■ WRITTEN TASK
Turn the rows starting at the line containing "Give bounding boxes" and ending at the line containing "- document-body: [79, 62, 594, 797]" into a numbered list, skipping any blank lines. Include only those lines.

■ PROVIDED ENTRIES
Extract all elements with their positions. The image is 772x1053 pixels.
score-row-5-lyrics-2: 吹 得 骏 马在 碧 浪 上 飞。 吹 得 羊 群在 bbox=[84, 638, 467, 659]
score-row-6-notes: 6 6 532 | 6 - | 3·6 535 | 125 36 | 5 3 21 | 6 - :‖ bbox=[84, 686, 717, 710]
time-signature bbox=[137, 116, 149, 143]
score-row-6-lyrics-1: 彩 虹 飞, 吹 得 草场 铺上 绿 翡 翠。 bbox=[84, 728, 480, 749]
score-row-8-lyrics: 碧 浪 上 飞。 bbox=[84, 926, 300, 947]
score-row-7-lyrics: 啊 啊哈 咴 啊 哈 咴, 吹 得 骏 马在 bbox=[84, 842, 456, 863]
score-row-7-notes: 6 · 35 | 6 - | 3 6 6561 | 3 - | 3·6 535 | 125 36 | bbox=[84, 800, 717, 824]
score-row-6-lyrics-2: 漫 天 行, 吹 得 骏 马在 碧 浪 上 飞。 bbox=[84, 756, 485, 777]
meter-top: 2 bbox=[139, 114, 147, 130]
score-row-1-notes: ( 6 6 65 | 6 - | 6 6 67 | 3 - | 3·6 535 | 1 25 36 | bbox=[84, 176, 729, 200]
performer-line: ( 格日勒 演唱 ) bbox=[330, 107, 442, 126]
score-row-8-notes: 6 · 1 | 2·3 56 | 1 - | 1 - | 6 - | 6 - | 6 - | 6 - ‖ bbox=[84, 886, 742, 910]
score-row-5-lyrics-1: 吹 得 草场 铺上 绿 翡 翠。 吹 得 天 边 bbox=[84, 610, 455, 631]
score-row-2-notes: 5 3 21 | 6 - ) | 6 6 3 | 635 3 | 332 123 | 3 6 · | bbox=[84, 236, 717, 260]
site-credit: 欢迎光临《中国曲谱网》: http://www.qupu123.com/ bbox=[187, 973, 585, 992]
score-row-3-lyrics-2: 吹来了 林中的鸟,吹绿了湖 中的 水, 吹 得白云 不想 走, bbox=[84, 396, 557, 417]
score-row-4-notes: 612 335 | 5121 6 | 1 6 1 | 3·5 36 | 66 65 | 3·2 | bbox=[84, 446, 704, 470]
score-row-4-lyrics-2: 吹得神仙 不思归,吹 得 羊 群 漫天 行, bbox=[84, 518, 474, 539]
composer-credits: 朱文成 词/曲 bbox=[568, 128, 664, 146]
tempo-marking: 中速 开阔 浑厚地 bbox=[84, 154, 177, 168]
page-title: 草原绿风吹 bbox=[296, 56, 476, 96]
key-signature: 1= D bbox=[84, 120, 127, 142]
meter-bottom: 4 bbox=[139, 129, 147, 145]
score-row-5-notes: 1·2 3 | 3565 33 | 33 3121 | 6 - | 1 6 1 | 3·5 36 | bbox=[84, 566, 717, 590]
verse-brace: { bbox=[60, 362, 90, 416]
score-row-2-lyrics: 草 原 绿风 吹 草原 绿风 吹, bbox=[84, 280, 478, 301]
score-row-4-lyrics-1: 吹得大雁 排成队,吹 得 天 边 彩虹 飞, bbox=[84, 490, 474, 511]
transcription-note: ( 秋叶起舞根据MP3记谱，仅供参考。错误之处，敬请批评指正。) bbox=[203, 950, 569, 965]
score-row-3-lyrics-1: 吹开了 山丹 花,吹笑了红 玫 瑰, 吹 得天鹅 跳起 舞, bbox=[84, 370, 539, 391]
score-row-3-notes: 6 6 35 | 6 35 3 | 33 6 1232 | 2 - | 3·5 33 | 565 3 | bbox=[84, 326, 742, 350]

--

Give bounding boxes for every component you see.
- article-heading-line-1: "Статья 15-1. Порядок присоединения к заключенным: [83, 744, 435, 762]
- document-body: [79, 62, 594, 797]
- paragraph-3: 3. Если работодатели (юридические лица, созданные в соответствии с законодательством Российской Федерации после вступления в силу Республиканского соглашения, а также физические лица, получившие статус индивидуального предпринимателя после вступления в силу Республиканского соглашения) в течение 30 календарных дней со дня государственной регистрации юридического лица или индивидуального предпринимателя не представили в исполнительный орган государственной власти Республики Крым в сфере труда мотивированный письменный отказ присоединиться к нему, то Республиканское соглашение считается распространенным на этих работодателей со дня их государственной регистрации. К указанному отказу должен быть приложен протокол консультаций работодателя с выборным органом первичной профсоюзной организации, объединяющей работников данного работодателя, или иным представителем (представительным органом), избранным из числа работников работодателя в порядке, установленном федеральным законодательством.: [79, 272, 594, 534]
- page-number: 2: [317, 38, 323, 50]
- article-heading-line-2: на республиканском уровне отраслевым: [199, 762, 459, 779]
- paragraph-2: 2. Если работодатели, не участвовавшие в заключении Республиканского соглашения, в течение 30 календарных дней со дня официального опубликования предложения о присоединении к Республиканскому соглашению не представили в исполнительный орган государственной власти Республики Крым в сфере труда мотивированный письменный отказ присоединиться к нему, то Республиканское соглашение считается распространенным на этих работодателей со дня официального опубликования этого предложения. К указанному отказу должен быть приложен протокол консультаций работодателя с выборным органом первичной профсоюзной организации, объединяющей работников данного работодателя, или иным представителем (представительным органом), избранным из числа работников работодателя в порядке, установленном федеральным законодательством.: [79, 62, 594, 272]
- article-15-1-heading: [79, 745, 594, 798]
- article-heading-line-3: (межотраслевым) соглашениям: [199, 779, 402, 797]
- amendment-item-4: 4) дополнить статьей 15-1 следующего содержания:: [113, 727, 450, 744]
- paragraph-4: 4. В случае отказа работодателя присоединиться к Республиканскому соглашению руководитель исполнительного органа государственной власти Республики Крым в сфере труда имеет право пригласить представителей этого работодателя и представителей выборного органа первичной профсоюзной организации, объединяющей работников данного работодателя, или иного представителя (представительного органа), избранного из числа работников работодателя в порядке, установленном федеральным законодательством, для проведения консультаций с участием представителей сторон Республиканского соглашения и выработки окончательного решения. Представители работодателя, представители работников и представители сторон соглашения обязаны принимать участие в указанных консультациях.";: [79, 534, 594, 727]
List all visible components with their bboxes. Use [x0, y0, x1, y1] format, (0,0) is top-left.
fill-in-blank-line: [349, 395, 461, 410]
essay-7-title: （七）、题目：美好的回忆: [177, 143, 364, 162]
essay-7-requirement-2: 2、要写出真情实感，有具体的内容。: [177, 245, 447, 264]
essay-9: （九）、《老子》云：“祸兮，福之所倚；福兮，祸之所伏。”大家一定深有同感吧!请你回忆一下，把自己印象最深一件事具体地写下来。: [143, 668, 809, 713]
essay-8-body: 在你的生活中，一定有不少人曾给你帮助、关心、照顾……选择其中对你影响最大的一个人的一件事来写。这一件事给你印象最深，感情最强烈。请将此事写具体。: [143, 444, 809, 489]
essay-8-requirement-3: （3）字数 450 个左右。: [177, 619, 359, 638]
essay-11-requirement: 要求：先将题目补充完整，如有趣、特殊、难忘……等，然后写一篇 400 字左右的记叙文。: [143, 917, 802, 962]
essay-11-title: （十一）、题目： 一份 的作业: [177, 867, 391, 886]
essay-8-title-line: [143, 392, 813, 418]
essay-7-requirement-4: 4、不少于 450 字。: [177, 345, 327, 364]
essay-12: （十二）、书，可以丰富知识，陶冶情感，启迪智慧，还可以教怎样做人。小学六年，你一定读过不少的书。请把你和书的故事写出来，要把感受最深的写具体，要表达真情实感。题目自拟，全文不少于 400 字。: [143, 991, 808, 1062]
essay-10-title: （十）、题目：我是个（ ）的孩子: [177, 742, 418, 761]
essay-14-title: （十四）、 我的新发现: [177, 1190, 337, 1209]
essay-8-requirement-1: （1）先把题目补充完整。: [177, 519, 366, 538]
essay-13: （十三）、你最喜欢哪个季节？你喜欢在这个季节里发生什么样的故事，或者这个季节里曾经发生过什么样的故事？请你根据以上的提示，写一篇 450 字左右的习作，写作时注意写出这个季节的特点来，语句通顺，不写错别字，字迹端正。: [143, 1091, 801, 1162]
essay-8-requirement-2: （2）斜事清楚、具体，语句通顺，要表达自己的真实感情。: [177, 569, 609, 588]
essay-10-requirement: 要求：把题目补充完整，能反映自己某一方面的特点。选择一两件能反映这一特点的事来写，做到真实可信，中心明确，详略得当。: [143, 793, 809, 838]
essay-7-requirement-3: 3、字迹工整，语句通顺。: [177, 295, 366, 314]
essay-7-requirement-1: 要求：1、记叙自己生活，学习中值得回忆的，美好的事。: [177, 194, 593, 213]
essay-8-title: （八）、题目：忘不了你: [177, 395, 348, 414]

==

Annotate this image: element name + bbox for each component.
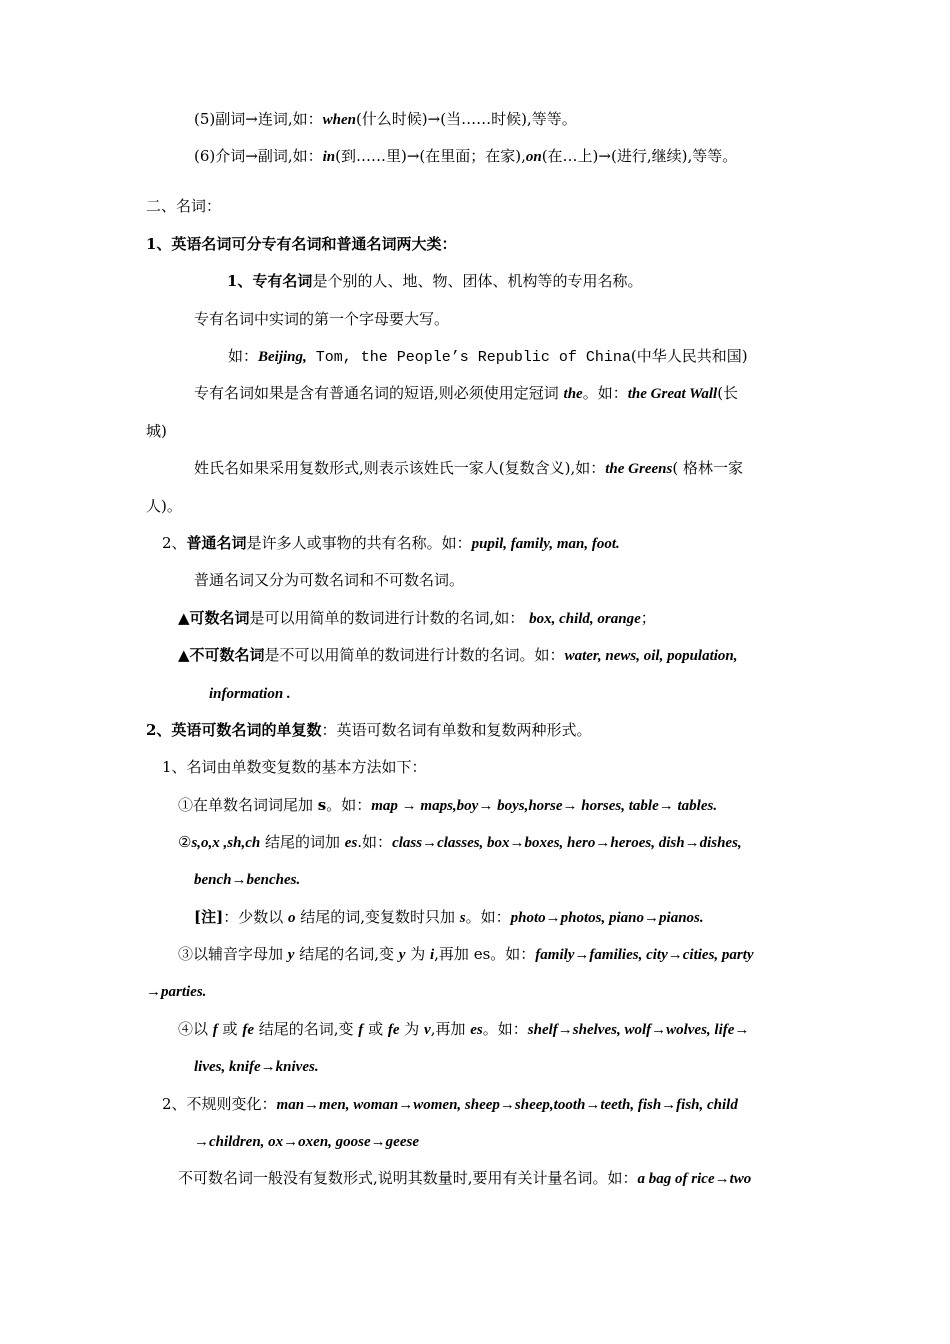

■ RESPONSE FOR THIS EXERCISE
1. Give bounding boxes for every component you see.
2. - article-heading-line-1: "Статья 15-1. Порядок присоединения к заключенным: [83, 744, 435, 762]
3. - document-body: [79, 62, 594, 797]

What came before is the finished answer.